● Atividade 1
Liste todas as datas de calendário citadas no texto sobre a operação do 9º BE Cmb, na ordem em que aparecem.
● Atividade 2
Transcreva o trecho do texto sobre a operação do 9º BE Cmb que começa em "Um efetivo com" e segue até "30 de junho.".

● Texto da página
⁂
O 9º BE Cmb (Batalhão de Engenharia de Combate - Batalhão Carlos Camisão) está finalizando com sucesso a operação ?Ouro Verde? em parceria com o Departamento Nacional de Infraestrutura de Transportes (Dnit).
Um efetivo com 51 homens saiu de Aquidauana com destino a Miritituba no Pará, com um comboio de 21 viaturas incluindo caminhões bitrens, para dar suporte nas pontes da BR-163, conhecida na região pelas péssimas condições de estrada, mas considerada de extrema importância para o escoamento das safras de soja e milho, alusivas ao nome da operação.
Foram nada menos do que 2.328 quilômetros percorridos de Aquidauana até o Destacamento Miritituba (PA), em uma viagem que começou em 13 de março, durou seis dias e foi marcada pela superação de inúmeras dificuldades. O término será no dia 30 de junho.
A Operação foi definida pelo seu comandante, o tenente-coronel José Diderot Fonseca Júnior, como a missão mais complexa depois da 2ª Guerra Mundial.
Com a missão cumprida e o fim da safra de grãos, os militares sairão do Pará no dia 01 de julho e levarão seis dias para chegar ao município de Aquidauana.
⁂
● Dados para análise
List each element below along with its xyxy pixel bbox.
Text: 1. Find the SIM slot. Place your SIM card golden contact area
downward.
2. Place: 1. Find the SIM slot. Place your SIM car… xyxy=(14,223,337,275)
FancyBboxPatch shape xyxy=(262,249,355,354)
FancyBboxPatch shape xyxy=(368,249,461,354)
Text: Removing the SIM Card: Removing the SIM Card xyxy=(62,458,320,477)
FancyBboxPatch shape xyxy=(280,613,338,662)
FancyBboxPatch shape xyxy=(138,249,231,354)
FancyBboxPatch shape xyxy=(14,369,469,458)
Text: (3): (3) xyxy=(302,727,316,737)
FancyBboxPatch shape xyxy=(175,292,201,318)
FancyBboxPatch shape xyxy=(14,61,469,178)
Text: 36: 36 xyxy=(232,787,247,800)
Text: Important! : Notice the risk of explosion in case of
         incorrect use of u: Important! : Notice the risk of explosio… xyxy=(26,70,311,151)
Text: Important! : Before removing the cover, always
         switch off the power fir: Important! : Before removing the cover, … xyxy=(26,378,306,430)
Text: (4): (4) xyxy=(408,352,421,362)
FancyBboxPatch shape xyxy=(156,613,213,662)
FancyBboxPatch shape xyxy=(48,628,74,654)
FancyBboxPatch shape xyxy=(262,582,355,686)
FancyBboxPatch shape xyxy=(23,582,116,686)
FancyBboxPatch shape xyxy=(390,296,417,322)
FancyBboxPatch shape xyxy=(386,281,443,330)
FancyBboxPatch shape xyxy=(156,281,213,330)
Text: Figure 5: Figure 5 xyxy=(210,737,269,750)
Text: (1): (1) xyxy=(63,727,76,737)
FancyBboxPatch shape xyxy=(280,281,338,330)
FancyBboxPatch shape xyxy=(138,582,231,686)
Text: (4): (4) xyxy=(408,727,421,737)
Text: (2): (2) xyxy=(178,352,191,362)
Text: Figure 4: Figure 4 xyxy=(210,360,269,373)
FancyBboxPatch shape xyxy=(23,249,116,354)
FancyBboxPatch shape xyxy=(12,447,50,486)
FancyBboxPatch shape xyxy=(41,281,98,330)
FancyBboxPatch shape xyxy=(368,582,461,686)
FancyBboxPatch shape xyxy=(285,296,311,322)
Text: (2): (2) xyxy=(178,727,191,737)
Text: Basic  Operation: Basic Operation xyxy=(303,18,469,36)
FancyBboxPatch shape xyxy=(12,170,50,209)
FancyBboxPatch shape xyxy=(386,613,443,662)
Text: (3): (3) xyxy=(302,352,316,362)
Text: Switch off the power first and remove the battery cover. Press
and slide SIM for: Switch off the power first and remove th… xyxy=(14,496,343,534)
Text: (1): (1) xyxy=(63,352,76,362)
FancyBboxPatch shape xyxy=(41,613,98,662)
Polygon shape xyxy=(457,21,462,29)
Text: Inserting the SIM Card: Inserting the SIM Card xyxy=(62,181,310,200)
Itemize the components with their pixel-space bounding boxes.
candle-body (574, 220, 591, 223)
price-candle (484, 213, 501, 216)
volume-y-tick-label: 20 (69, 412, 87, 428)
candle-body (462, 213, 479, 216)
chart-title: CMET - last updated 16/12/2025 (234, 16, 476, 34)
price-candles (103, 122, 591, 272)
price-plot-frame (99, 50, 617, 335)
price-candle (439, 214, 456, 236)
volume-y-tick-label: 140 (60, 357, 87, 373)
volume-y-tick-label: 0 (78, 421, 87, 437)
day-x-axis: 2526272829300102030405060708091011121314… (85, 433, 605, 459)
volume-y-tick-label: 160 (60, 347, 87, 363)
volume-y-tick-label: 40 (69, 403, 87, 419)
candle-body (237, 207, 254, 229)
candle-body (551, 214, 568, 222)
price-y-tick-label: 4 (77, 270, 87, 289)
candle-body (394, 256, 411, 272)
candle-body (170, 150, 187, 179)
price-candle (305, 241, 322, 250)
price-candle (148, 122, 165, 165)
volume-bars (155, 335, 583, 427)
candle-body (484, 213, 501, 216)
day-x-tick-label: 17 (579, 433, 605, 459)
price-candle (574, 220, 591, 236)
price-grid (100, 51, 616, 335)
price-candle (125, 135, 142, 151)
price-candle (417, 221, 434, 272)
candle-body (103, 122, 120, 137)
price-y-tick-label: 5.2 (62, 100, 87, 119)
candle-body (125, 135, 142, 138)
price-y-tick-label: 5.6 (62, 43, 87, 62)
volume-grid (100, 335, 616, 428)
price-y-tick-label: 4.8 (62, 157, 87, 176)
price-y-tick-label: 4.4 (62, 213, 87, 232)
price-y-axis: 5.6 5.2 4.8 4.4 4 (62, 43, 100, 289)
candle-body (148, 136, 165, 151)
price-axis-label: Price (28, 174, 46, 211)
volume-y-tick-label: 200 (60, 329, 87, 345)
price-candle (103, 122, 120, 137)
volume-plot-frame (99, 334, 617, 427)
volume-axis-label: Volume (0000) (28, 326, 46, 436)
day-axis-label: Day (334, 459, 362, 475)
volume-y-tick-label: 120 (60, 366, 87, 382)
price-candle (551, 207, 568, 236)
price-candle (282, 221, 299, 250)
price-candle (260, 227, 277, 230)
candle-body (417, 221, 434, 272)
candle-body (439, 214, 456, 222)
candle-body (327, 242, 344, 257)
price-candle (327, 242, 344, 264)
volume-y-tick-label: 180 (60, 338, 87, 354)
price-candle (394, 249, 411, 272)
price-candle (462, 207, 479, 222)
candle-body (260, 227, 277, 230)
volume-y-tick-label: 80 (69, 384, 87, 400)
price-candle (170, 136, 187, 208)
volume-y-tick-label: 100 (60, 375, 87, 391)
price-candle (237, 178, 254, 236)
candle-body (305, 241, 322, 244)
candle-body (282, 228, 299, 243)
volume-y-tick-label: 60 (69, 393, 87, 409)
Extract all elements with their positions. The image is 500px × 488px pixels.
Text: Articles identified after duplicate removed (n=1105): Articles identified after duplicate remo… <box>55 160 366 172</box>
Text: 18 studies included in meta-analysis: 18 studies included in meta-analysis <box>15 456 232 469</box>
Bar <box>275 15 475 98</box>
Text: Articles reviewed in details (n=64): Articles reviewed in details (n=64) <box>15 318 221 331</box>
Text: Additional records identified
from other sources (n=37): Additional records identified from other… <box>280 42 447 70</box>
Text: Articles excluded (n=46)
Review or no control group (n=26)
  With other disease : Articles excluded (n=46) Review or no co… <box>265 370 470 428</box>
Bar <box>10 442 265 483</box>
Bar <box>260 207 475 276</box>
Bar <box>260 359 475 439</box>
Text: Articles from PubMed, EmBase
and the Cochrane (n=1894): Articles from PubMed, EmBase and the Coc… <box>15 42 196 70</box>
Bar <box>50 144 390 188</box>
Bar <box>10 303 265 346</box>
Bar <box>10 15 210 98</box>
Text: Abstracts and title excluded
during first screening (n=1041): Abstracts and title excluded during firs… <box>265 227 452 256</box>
⁂
● Resposta esperada 1
13 de março
30 de junho
01 de julho

● Resposta esperada 2
Um efetivo com 51 homens saiu de Aquidauana com destino a Miritituba no Pará, com um comboio de 21 viaturas incluindo caminhões bitrens, para dar suporte nas pontes da BR-163, conhecida na região pelas péssimas condições de estrada, mas considerada de extrema importância para o escoamento das safras de soja e milho, alusivas ao nome da operação.
Foram nada menos do que 2.328 quilômetros percorridos de Aquidauana até o Destacamento Miritituba (PA), em uma viagem que começou em 13 de março, durou seis dias e foi marcada pela superação de inúmeras dificuldades. O término será no dia 30 de junho.